- [What to work on]
For every line in the records that has the word "mudanças", make a copy.

[BEGIN Data in this exercise]

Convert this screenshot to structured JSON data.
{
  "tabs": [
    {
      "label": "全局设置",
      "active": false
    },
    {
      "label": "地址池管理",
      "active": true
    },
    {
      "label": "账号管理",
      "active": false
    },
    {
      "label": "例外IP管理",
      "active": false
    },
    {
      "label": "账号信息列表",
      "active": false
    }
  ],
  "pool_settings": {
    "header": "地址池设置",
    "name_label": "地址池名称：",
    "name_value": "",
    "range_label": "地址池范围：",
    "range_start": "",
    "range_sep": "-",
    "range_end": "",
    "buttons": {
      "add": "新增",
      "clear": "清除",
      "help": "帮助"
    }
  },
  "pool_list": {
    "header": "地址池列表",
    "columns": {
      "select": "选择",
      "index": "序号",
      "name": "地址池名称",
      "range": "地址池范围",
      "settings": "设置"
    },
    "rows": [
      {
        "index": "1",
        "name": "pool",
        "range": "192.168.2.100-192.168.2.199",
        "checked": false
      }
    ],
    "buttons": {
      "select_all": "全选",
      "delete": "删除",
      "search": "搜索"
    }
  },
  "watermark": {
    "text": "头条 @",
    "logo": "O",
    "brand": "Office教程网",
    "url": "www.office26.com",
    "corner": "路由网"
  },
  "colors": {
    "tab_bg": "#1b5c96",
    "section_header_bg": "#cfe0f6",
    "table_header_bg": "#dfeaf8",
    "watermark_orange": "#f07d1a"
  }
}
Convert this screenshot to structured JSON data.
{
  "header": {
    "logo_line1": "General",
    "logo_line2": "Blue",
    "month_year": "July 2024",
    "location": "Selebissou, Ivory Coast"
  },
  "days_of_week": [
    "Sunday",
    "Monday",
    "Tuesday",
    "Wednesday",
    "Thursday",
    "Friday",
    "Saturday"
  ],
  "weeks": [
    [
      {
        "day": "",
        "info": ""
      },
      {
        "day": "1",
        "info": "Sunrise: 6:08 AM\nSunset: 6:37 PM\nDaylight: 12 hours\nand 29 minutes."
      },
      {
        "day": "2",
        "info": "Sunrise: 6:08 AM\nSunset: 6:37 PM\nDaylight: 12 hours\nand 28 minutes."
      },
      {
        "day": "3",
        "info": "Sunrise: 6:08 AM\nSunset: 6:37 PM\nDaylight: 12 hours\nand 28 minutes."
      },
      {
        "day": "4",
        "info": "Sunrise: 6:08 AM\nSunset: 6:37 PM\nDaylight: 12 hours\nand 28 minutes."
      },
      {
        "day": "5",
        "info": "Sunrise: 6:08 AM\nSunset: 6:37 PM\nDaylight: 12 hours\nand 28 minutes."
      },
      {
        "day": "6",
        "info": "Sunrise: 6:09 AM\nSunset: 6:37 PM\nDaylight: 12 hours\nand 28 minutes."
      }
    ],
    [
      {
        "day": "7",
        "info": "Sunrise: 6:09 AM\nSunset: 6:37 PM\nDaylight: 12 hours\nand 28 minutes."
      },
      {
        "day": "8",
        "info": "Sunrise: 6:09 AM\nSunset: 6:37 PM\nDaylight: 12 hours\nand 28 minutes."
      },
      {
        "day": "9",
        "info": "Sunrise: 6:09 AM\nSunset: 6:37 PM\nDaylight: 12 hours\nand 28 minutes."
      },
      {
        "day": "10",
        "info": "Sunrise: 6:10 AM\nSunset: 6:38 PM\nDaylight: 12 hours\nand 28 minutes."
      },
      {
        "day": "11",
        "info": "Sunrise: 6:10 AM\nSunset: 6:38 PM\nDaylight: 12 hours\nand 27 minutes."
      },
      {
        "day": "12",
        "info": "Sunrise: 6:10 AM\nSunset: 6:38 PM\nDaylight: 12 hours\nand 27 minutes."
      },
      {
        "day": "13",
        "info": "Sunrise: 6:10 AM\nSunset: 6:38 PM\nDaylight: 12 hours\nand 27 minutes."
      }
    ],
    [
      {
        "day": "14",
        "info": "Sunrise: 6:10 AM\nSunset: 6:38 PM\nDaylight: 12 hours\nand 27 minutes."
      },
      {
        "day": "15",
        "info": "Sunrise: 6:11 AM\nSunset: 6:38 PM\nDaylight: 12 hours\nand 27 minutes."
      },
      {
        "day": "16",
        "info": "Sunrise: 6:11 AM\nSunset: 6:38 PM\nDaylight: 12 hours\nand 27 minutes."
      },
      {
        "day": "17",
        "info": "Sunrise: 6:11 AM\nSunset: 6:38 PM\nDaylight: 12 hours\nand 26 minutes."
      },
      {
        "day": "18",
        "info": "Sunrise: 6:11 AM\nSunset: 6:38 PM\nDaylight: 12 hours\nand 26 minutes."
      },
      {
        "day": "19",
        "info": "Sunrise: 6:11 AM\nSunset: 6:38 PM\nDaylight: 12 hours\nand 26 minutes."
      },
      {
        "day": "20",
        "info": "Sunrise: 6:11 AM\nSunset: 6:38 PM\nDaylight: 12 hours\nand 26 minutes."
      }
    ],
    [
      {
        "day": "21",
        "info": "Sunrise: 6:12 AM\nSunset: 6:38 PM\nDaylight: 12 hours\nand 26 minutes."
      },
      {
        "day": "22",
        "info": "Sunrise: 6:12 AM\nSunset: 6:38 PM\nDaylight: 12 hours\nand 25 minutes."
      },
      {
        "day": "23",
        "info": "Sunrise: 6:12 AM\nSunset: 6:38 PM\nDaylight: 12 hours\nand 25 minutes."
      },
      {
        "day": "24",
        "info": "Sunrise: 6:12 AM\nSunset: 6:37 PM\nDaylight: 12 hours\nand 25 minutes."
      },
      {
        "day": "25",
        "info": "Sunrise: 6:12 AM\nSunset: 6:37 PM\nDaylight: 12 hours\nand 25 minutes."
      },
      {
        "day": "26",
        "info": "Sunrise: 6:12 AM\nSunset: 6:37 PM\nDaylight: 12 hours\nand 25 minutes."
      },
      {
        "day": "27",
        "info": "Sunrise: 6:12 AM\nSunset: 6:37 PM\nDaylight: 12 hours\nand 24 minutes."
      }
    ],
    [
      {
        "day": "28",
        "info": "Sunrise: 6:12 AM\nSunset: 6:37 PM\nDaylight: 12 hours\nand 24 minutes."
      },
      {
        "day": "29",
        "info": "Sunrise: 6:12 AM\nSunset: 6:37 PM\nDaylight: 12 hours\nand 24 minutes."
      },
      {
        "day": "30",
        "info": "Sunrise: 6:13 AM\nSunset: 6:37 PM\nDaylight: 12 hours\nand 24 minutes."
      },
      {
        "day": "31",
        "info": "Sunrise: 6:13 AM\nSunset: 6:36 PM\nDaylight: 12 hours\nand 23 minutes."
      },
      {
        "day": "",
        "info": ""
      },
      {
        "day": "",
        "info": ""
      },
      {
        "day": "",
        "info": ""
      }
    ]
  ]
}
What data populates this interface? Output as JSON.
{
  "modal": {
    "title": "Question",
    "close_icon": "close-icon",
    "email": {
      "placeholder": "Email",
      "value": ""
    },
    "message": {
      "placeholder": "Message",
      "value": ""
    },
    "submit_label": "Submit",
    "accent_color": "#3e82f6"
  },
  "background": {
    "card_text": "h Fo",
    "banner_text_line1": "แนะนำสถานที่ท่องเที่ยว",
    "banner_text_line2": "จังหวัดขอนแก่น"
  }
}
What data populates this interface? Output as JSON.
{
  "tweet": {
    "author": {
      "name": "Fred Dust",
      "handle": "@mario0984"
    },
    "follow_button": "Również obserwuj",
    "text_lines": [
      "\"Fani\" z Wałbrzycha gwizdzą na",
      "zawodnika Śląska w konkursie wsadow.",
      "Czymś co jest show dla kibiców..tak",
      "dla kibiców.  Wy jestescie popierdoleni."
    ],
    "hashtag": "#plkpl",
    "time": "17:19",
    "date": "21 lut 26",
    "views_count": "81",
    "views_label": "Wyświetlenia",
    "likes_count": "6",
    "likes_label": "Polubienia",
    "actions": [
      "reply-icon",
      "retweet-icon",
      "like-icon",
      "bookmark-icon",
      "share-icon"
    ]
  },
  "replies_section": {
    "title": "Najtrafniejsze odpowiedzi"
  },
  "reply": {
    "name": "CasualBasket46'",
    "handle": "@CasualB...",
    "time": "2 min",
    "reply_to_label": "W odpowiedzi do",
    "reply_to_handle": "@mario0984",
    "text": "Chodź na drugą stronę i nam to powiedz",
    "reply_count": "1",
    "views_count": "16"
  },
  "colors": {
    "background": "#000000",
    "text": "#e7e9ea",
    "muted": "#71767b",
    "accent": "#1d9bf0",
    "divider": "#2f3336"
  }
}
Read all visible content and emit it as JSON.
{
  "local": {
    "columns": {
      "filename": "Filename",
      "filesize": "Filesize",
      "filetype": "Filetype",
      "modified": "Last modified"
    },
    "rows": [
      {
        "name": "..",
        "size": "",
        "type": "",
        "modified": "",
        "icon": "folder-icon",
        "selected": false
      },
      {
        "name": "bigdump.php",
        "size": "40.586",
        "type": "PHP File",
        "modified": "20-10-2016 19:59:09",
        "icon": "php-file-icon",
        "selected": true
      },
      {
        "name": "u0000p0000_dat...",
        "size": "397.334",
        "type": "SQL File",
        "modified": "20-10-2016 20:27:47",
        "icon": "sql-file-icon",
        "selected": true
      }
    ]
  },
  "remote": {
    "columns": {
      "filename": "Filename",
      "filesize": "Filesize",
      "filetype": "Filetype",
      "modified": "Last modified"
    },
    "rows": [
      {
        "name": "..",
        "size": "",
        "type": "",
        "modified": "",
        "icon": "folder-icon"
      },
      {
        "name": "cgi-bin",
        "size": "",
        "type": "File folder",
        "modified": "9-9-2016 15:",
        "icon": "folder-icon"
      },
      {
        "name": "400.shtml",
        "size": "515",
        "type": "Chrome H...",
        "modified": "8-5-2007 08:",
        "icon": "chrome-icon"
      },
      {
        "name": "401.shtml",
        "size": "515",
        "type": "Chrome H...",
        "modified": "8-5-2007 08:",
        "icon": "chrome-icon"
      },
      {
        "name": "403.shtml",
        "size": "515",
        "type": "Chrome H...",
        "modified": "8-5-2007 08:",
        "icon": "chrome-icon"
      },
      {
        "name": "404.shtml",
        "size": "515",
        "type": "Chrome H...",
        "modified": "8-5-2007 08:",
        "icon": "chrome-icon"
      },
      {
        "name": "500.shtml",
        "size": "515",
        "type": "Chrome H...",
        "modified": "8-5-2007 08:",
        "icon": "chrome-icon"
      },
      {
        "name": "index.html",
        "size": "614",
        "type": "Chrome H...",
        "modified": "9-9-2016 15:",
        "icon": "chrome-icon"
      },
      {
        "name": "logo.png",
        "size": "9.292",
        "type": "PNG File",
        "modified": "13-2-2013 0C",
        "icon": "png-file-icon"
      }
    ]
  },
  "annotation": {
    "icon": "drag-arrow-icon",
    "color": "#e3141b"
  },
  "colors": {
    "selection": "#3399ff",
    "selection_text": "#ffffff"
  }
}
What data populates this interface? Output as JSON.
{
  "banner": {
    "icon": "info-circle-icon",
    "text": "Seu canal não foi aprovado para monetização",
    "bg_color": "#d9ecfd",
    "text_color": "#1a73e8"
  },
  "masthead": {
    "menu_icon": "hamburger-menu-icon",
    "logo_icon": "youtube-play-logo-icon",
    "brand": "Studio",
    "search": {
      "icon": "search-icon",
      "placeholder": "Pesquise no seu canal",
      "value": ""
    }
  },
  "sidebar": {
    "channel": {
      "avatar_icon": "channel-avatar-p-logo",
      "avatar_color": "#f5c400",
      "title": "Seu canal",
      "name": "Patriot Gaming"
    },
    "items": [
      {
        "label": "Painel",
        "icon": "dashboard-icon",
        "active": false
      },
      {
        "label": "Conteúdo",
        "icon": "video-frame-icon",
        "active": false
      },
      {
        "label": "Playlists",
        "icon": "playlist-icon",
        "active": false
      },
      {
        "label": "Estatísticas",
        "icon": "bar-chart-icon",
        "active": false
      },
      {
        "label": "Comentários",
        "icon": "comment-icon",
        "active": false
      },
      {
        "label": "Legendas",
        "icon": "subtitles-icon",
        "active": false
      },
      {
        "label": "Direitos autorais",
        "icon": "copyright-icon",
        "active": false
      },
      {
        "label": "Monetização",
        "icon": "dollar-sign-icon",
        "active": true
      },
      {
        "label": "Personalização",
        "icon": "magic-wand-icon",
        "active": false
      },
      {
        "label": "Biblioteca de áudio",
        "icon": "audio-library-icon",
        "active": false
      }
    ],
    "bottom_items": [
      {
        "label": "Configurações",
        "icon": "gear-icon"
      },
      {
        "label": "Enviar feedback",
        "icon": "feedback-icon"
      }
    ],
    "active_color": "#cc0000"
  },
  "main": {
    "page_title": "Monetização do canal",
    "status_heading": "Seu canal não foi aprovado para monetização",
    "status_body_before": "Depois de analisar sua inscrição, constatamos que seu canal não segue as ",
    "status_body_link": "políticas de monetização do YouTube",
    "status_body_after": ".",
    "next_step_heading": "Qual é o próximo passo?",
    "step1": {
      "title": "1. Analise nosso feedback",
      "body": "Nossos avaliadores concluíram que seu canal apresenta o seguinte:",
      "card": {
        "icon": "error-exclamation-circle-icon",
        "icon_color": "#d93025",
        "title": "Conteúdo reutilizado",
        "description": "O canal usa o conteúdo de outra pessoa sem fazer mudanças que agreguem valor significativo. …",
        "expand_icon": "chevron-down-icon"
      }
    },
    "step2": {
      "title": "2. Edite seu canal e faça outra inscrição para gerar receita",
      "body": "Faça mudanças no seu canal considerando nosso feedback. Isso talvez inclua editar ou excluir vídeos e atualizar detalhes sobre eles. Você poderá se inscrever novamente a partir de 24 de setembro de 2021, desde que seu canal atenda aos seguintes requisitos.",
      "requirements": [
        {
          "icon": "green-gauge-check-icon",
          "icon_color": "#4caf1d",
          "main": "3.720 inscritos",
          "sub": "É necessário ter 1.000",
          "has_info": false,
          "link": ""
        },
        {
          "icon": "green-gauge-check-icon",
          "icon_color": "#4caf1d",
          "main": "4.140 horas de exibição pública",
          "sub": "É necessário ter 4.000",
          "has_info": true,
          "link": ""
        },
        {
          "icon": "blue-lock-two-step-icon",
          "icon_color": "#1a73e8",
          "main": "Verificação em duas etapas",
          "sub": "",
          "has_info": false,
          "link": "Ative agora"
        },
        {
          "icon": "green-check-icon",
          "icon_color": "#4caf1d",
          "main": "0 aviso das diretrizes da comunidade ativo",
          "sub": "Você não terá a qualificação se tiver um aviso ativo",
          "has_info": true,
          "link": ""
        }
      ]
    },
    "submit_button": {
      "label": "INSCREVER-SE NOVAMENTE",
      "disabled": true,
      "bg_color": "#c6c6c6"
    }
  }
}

[END Data in this exercise]

- [Answer]
        "description": "O canal usa o conteúdo de outra pessoa sem fazer mudanças que agreguem valor significativo. …",
      "body": "Faça mudanças no seu canal considerando nosso feedback. Isso talvez inclua editar ou excluir vídeos e atualizar detalhes sobre eles. Você poderá se inscrever novamente a partir de 24 de setembro de 2021, desde que seu canal atenda aos seguintes requisitos.",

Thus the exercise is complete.